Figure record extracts

»»

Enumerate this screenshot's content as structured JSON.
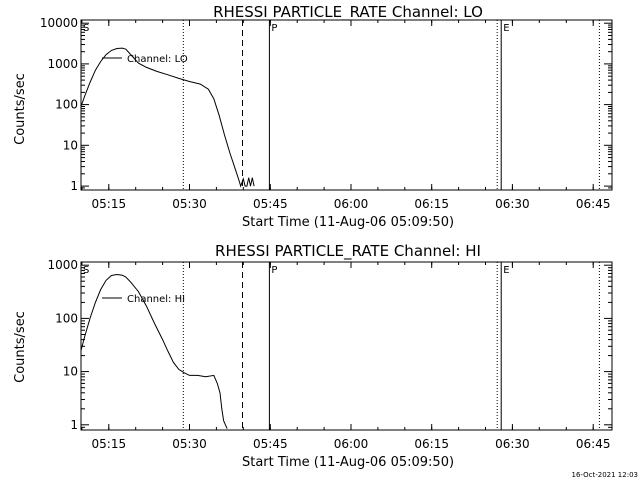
{
  "footer": {
    "timestamp": "16-Oct-2021 12:03"
  },
  "chart_data": [
    {
      "type": "line",
      "title": "RHESSI PARTICLE_RATE Channel: LO",
      "xlabel": "Start Time (11-Aug-06 05:09:50)",
      "ylabel": "Counts/sec",
      "y_scale": "log",
      "xlim": [
        "05:09:50",
        "06:48:30"
      ],
      "ylim": [
        0.8,
        12000
      ],
      "x_ticks": [
        "05:15",
        "05:30",
        "05:45",
        "06:00",
        "06:15",
        "06:30",
        "06:45"
      ],
      "y_ticks": [
        {
          "value": 1,
          "label": "1"
        },
        {
          "value": 10,
          "label": "10"
        },
        {
          "value": 100,
          "label": "100"
        },
        {
          "value": 1000,
          "label": "1000"
        },
        {
          "value": 10000,
          "label": "10000"
        }
      ],
      "legend": {
        "label": "Channel: LO",
        "placement": "top-left"
      },
      "markers": [
        {
          "time": "05:09:50",
          "label": "S",
          "style": "solid"
        },
        {
          "time": "05:28:50",
          "label": "",
          "style": "dotted"
        },
        {
          "time": "05:39:50",
          "label": "",
          "style": "dashed"
        },
        {
          "time": "05:44:50",
          "label": "P",
          "style": "solid"
        },
        {
          "time": "06:27:55",
          "label": "E",
          "style": "solid"
        },
        {
          "time": "06:27:10",
          "label": "",
          "style": "dotted"
        },
        {
          "time": "06:46:10",
          "label": "",
          "style": "dotted"
        }
      ],
      "series": [
        {
          "x": [
            "05:09:50",
            "05:10:30",
            "05:11:30",
            "05:12:30",
            "05:13:30",
            "05:14:30",
            "05:15:30",
            "05:16:30",
            "05:17:30",
            "05:18:10",
            "05:19:10",
            "05:20:30",
            "05:22:00",
            "05:24:00",
            "05:26:00",
            "05:28:00",
            "05:30:00",
            "05:32:00",
            "05:33:30",
            "05:34:30",
            "05:35:30",
            "05:36:30",
            "05:37:30",
            "05:38:30",
            "05:39:10",
            "05:39:30",
            "05:40:00",
            "05:40:20",
            "05:40:40",
            "05:41:00",
            "05:41:20",
            "05:41:40",
            "05:42:00"
          ],
          "y": [
            90,
            160,
            350,
            700,
            1150,
            1700,
            2150,
            2400,
            2450,
            2300,
            1650,
            1050,
            820,
            650,
            540,
            440,
            370,
            320,
            240,
            140,
            55,
            18,
            6.5,
            2.6,
            1.4,
            1.0,
            1.5,
            1.0,
            1.0,
            1.6,
            1.0,
            1.6,
            1.0
          ]
        }
      ]
    },
    {
      "type": "line",
      "title": "RHESSI PARTICLE_RATE Channel: HI",
      "xlabel": "Start Time (11-Aug-06 05:09:50)",
      "ylabel": "Counts/sec",
      "y_scale": "log",
      "xlim": [
        "05:09:50",
        "06:48:30"
      ],
      "ylim": [
        0.8,
        1150
      ],
      "x_ticks": [
        "05:15",
        "05:30",
        "05:45",
        "06:00",
        "06:15",
        "06:30",
        "06:45"
      ],
      "y_ticks": [
        {
          "value": 1,
          "label": "1"
        },
        {
          "value": 10,
          "label": "10"
        },
        {
          "value": 100,
          "label": "100"
        },
        {
          "value": 1000,
          "label": "1000"
        }
      ],
      "legend": {
        "label": "Channel: HI",
        "placement": "top-left"
      },
      "markers": [
        {
          "time": "05:09:50",
          "label": "S",
          "style": "solid"
        },
        {
          "time": "05:28:50",
          "label": "",
          "style": "dotted"
        },
        {
          "time": "05:39:50",
          "label": "",
          "style": "dashed"
        },
        {
          "time": "05:44:50",
          "label": "P",
          "style": "solid"
        },
        {
          "time": "06:27:55",
          "label": "E",
          "style": "solid"
        },
        {
          "time": "06:27:10",
          "label": "",
          "style": "dotted"
        },
        {
          "time": "06:46:10",
          "label": "",
          "style": "dotted"
        }
      ],
      "series": [
        {
          "x": [
            "05:09:50",
            "05:10:30",
            "05:11:30",
            "05:12:30",
            "05:13:30",
            "05:14:30",
            "05:15:30",
            "05:16:30",
            "05:17:30",
            "05:18:10",
            "05:19:10",
            "05:20:30",
            "05:22:00",
            "05:23:30",
            "05:25:00",
            "05:26:00",
            "05:27:00",
            "05:28:00",
            "05:29:00",
            "05:30:00",
            "05:31:30",
            "05:33:00",
            "05:34:30",
            "05:35:10",
            "05:35:40",
            "05:36:00",
            "05:36:20",
            "05:36:40",
            "05:37:00"
          ],
          "y": [
            25,
            45,
            100,
            200,
            350,
            520,
            640,
            670,
            650,
            600,
            470,
            320,
            170,
            80,
            40,
            24,
            15,
            11,
            9.5,
            8.5,
            8.5,
            8.0,
            8.5,
            6.0,
            4.0,
            2.0,
            1.2,
            1.0,
            0.85
          ]
        }
      ]
    }
  ]
}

««

Required task.
From the records given above, reproduce all text exactly and exclude each picture.

Task answer.
Enumerate this screenshot's content as structured JSON.
{
  "footer": {
    "timestamp": "16-Oct-2021 12:03"
  },
  "chart_data": [
    {
      "type": "line",
      "title": "RHESSI PARTICLE_RATE Channel: LO",
      "xlabel": "Start Time (11-Aug-06 05:09:50)",
      "ylabel": "Counts/sec",
      "y_scale": "log",
      "xlim": [
        "05:09:50",
        "06:48:30"
      ],
      "ylim": [
        0.8,
        12000
      ],
      "x_ticks": [
        "05:15",
        "05:30",
        "05:45",
        "06:00",
        "06:15",
        "06:30",
        "06:45"
      ],
      "y_ticks": [
        {
          "value": 1,
          "label": "1"
        },
        {
          "value": 10,
          "label": "10"
        },
        {
          "value": 100,
          "label": "100"
        },
        {
          "value": 1000,
          "label": "1000"
        },
        {
          "value": 10000,
          "label": "10000"
        }
      ],
      "legend": {
        "label": "Channel: LO",
        "placement": "top-left"
      },
      "markers": [
        {
          "time": "05:09:50",
          "label": "S",
          "style": "solid"
        },
        {
          "time": "05:28:50",
          "label": "",
          "style": "dotted"
        },
        {
          "time": "05:39:50",
          "label": "",
          "style": "dashed"
        },
        {
          "time": "05:44:50",
          "label": "P",
          "style": "solid"
        },
        {
          "time": "06:27:55",
          "label": "E",
          "style": "solid"
        },
        {
          "time": "06:27:10",
          "label": "",
          "style": "dotted"
        },
        {
          "time": "06:46:10",
          "label": "",
          "style": "dotted"
        }
      ],
      "series": [
        {
          "x": [
            "05:09:50",
            "05:10:30",
            "05:11:30",
            "05:12:30",
            "05:13:30",
            "05:14:30",
            "05:15:30",
            "05:16:30",
            "05:17:30",
            "05:18:10",
            "05:19:10",
            "05:20:30",
            "05:22:00",
            "05:24:00",
            "05:26:00",
            "05:28:00",
            "05:30:00",
            "05:32:00",
            "05:33:30",
            "05:34:30",
            "05:35:30",
            "05:36:30",
            "05:37:30",
            "05:38:30",
            "05:39:10",
            "05:39:30",
            "05:40:00",
            "05:40:20",
            "05:40:40",
            "05:41:00",
            "05:41:20",
            "05:41:40",
            "05:42:00"
          ],
          "y": [
            90,
            160,
            350,
            700,
            1150,
            1700,
            2150,
            2400,
            2450,
            2300,
            1650,
            1050,
            820,
            650,
            540,
            440,
            370,
            320,
            240,
            140,
            55,
            18,
            6.5,
            2.6,
            1.4,
            1.0,
            1.5,
            1.0,
            1.0,
            1.6,
            1.0,
            1.6,
            1.0
          ]
        }
      ]
    },
    {
      "type": "line",
      "title": "RHESSI PARTICLE_RATE Channel: HI",
      "xlabel": "Start Time (11-Aug-06 05:09:50)",
      "ylabel": "Counts/sec",
      "y_scale": "log",
      "xlim": [
        "05:09:50",
        "06:48:30"
      ],
      "ylim": [
        0.8,
        1150
      ],
      "x_ticks": [
        "05:15",
        "05:30",
        "05:45",
        "06:00",
        "06:15",
        "06:30",
        "06:45"
      ],
      "y_ticks": [
        {
          "value": 1,
          "label": "1"
        },
        {
          "value": 10,
          "label": "10"
        },
        {
          "value": 100,
          "label": "100"
        },
        {
          "value": 1000,
          "label": "1000"
        }
      ],
      "legend": {
        "label": "Channel: HI",
        "placement": "top-left"
      },
      "markers": [
        {
          "time": "05:09:50",
          "label": "S",
          "style": "solid"
        },
        {
          "time": "05:28:50",
          "label": "",
          "style": "dotted"
        },
        {
          "time": "05:39:50",
          "label": "",
          "style": "dashed"
        },
        {
          "time": "05:44:50",
          "label": "P",
          "style": "solid"
        },
        {
          "time": "06:27:55",
          "label": "E",
          "style": "solid"
        },
        {
          "time": "06:27:10",
          "label": "",
          "style": "dotted"
        },
        {
          "time": "06:46:10",
          "label": "",
          "style": "dotted"
        }
      ],
      "series": [
        {
          "x": [
            "05:09:50",
            "05:10:30",
            "05:11:30",
            "05:12:30",
            "05:13:30",
            "05:14:30",
            "05:15:30",
            "05:16:30",
            "05:17:30",
            "05:18:10",
            "05:19:10",
            "05:20:30",
            "05:22:00",
            "05:23:30",
            "05:25:00",
            "05:26:00",
            "05:27:00",
            "05:28:00",
            "05:29:00",
            "05:30:00",
            "05:31:30",
            "05:33:00",
            "05:34:30",
            "05:35:10",
            "05:35:40",
            "05:36:00",
            "05:36:20",
            "05:36:40",
            "05:37:00"
          ],
          "y": [
            25,
            45,
            100,
            200,
            350,
            520,
            640,
            670,
            650,
            600,
            470,
            320,
            170,
            80,
            40,
            24,
            15,
            11,
            9.5,
            8.5,
            8.5,
            8.0,
            8.5,
            6.0,
            4.0,
            2.0,
            1.2,
            1.0,
            0.85
          ]
        }
      ]
    }
  ]
}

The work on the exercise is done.